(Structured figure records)
::::::::::
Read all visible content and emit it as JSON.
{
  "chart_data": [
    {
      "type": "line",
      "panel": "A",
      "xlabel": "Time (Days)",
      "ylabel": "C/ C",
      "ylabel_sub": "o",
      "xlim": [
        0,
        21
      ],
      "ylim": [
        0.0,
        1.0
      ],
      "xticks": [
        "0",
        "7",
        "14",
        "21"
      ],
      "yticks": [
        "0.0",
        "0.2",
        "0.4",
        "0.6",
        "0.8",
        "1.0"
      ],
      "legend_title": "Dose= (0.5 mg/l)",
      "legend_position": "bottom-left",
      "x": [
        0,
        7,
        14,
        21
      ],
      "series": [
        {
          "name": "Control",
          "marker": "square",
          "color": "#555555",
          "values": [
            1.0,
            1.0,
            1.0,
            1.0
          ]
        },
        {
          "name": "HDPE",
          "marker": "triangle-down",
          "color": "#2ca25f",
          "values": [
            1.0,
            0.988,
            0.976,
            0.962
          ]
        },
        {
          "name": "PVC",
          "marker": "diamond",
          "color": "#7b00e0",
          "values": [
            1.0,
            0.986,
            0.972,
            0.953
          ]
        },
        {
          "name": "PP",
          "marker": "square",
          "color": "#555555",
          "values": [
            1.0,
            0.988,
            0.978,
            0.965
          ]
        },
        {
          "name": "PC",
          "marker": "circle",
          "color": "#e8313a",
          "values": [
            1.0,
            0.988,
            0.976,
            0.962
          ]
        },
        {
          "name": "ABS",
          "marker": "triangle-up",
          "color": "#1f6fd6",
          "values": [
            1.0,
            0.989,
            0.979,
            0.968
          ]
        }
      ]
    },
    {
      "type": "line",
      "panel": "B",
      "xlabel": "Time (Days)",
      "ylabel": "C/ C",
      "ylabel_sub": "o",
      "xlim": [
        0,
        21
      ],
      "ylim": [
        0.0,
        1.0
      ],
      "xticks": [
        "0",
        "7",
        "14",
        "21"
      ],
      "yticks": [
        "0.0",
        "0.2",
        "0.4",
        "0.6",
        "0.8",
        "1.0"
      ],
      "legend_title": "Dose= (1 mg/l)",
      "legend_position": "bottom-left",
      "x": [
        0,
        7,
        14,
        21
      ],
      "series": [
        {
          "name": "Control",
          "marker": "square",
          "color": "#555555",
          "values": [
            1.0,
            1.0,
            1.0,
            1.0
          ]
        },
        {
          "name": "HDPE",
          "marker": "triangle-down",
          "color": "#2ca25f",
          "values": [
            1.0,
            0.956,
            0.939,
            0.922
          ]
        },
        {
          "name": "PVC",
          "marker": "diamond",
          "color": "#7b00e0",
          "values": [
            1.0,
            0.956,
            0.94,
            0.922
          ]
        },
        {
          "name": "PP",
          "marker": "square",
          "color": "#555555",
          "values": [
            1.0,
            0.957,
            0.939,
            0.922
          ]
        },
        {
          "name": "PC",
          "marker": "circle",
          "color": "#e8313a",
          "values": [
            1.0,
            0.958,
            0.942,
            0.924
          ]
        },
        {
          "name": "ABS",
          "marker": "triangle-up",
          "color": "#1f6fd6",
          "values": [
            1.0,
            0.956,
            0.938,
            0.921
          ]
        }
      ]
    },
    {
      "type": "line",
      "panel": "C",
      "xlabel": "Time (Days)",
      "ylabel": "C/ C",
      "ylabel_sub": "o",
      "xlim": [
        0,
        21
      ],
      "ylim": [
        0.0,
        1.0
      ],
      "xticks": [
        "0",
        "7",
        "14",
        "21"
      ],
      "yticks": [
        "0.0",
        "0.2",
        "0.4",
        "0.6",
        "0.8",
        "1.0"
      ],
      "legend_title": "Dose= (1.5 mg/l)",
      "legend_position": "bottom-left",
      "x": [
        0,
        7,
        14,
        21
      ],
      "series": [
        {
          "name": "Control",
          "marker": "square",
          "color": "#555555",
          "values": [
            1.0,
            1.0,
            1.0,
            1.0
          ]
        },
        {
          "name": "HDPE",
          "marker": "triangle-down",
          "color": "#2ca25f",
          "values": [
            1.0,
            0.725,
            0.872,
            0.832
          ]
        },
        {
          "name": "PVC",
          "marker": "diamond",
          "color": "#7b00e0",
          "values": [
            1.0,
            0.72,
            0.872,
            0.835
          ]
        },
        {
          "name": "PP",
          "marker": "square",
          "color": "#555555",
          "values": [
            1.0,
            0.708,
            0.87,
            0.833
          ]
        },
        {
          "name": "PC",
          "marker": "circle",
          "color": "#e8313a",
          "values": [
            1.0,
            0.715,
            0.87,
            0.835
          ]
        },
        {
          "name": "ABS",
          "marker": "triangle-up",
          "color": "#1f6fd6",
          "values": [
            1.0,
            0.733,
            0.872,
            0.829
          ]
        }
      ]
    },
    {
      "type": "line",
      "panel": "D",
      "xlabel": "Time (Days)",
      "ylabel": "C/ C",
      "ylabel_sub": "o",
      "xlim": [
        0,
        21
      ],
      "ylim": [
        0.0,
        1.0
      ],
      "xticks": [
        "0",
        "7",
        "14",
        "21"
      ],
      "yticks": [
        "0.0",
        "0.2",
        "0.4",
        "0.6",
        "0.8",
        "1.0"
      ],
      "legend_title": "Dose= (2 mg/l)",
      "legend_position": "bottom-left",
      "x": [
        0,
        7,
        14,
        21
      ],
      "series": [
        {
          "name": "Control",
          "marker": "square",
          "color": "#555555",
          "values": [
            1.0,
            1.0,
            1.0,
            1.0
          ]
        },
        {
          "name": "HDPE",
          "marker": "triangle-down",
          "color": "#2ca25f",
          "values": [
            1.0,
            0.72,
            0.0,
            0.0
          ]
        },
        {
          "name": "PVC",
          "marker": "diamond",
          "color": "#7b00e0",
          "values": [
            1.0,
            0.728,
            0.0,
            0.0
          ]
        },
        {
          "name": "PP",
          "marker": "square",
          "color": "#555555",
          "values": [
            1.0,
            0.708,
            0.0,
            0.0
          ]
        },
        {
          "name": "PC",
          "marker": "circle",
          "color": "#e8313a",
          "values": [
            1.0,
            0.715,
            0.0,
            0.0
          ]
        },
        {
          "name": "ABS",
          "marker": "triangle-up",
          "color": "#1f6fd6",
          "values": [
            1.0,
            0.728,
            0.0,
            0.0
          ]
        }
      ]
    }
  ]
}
::::::::::
- [What is being asked] Copy all of the data exactly.

- [Full solution]
Read all visible content and emit it as JSON.
{
  "chart_data": [
    {
      "type": "line",
      "panel": "A",
      "xlabel": "Time (Days)",
      "ylabel": "C/ C",
      "ylabel_sub": "o",
      "xlim": [
        0,
        21
      ],
      "ylim": [
        0.0,
        1.0
      ],
      "xticks": [
        "0",
        "7",
        "14",
        "21"
      ],
      "yticks": [
        "0.0",
        "0.2",
        "0.4",
        "0.6",
        "0.8",
        "1.0"
      ],
      "legend_title": "Dose= (0.5 mg/l)",
      "legend_position": "bottom-left",
      "x": [
        0,
        7,
        14,
        21
      ],
      "series": [
        {
          "name": "Control",
          "marker": "square",
          "color": "#555555",
          "values": [
            1.0,
            1.0,
            1.0,
            1.0
          ]
        },
        {
          "name": "HDPE",
          "marker": "triangle-down",
          "color": "#2ca25f",
          "values": [
            1.0,
            0.988,
            0.976,
            0.962
          ]
        },
        {
          "name": "PVC",
          "marker": "diamond",
          "color": "#7b00e0",
          "values": [
            1.0,
            0.986,
            0.972,
            0.953
          ]
        },
        {
          "name": "PP",
          "marker": "square",
          "color": "#555555",
          "values": [
            1.0,
            0.988,
            0.978,
            0.965
          ]
        },
        {
          "name": "PC",
          "marker": "circle",
          "color": "#e8313a",
          "values": [
            1.0,
            0.988,
            0.976,
            0.962
          ]
        },
        {
          "name": "ABS",
          "marker": "triangle-up",
          "color": "#1f6fd6",
          "values": [
            1.0,
            0.989,
            0.979,
            0.968
          ]
        }
      ]
    },
    {
      "type": "line",
      "panel": "B",
      "xlabel": "Time (Days)",
      "ylabel": "C/ C",
      "ylabel_sub": "o",
      "xlim": [
        0,
        21
      ],
      "ylim": [
        0.0,
        1.0
      ],
      "xticks": [
        "0",
        "7",
        "14",
        "21"
      ],
      "yticks": [
        "0.0",
        "0.2",
        "0.4",
        "0.6",
        "0.8",
        "1.0"
      ],
      "legend_title": "Dose= (1 mg/l)",
      "legend_position": "bottom-left",
      "x": [
        0,
        7,
        14,
        21
      ],
      "series": [
        {
          "name": "Control",
          "marker": "square",
          "color": "#555555",
          "values": [
            1.0,
            1.0,
            1.0,
            1.0
          ]
        },
        {
          "name": "HDPE",
          "marker": "triangle-down",
          "color": "#2ca25f",
          "values": [
            1.0,
            0.956,
            0.939,
            0.922
          ]
        },
        {
          "name": "PVC",
          "marker": "diamond",
          "color": "#7b00e0",
          "values": [
            1.0,
            0.956,
            0.94,
            0.922
          ]
        },
        {
          "name": "PP",
          "marker": "square",
          "color": "#555555",
          "values": [
            1.0,
            0.957,
            0.939,
            0.922
          ]
        },
        {
          "name": "PC",
          "marker": "circle",
          "color": "#e8313a",
          "values": [
            1.0,
            0.958,
            0.942,
            0.924
          ]
        },
        {
          "name": "ABS",
          "marker": "triangle-up",
          "color": "#1f6fd6",
          "values": [
            1.0,
            0.956,
            0.938,
            0.921
          ]
        }
      ]
    },
    {
      "type": "line",
      "panel": "C",
      "xlabel": "Time (Days)",
      "ylabel": "C/ C",
      "ylabel_sub": "o",
      "xlim": [
        0,
        21
      ],
      "ylim": [
        0.0,
        1.0
      ],
      "xticks": [
        "0",
        "7",
        "14",
        "21"
      ],
      "yticks": [
        "0.0",
        "0.2",
        "0.4",
        "0.6",
        "0.8",
        "1.0"
      ],
      "legend_title": "Dose= (1.5 mg/l)",
      "legend_position": "bottom-left",
      "x": [
        0,
        7,
        14,
        21
      ],
      "series": [
        {
          "name": "Control",
          "marker": "square",
          "color": "#555555",
          "values": [
            1.0,
            1.0,
            1.0,
            1.0
          ]
        },
        {
          "name": "HDPE",
          "marker": "triangle-down",
          "color": "#2ca25f",
          "values": [
            1.0,
            0.725,
            0.872,
            0.832
          ]
        },
        {
          "name": "PVC",
          "marker": "diamond",
          "color": "#7b00e0",
          "values": [
            1.0,
            0.72,
            0.872,
            0.835
          ]
        },
        {
          "name": "PP",
          "marker": "square",
          "color": "#555555",
          "values": [
            1.0,
            0.708,
            0.87,
            0.833
          ]
        },
        {
          "name": "PC",
          "marker": "circle",
          "color": "#e8313a",
          "values": [
            1.0,
            0.715,
            0.87,
            0.835
          ]
        },
        {
          "name": "ABS",
          "marker": "triangle-up",
          "color": "#1f6fd6",
          "values": [
            1.0,
            0.733,
            0.872,
            0.829
          ]
        }
      ]
    },
    {
      "type": "line",
      "panel": "D",
      "xlabel": "Time (Days)",
      "ylabel": "C/ C",
      "ylabel_sub": "o",
      "xlim": [
        0,
        21
      ],
      "ylim": [
        0.0,
        1.0
      ],
      "xticks": [
        "0",
        "7",
        "14",
        "21"
      ],
      "yticks": [
        "0.0",
        "0.2",
        "0.4",
        "0.6",
        "0.8",
        "1.0"
      ],
      "legend_title": "Dose= (2 mg/l)",
      "legend_position": "bottom-left",
      "x": [
        0,
        7,
        14,
        21
      ],
      "series": [
        {
          "name": "Control",
          "marker": "square",
          "color": "#555555",
          "values": [
            1.0,
            1.0,
            1.0,
            1.0
          ]
        },
        {
          "name": "HDPE",
          "marker": "triangle-down",
          "color": "#2ca25f",
          "values": [
            1.0,
            0.72,
            0.0,
            0.0
          ]
        },
        {
          "name": "PVC",
          "marker": "diamond",
          "color": "#7b00e0",
          "values": [
            1.0,
            0.728,
            0.0,
            0.0
          ]
        },
        {
          "name": "PP",
          "marker": "square",
          "color": "#555555",
          "values": [
            1.0,
            0.708,
            0.0,
            0.0
          ]
        },
        {
          "name": "PC",
          "marker": "circle",
          "color": "#e8313a",
          "values": [
            1.0,
            0.715,
            0.0,
            0.0
          ]
        },
        {
          "name": "ABS",
          "marker": "triangle-up",
          "color": "#1f6fd6",
          "values": [
            1.0,
            0.728,
            0.0,
            0.0
          ]
        }
      ]
    }
  ]
}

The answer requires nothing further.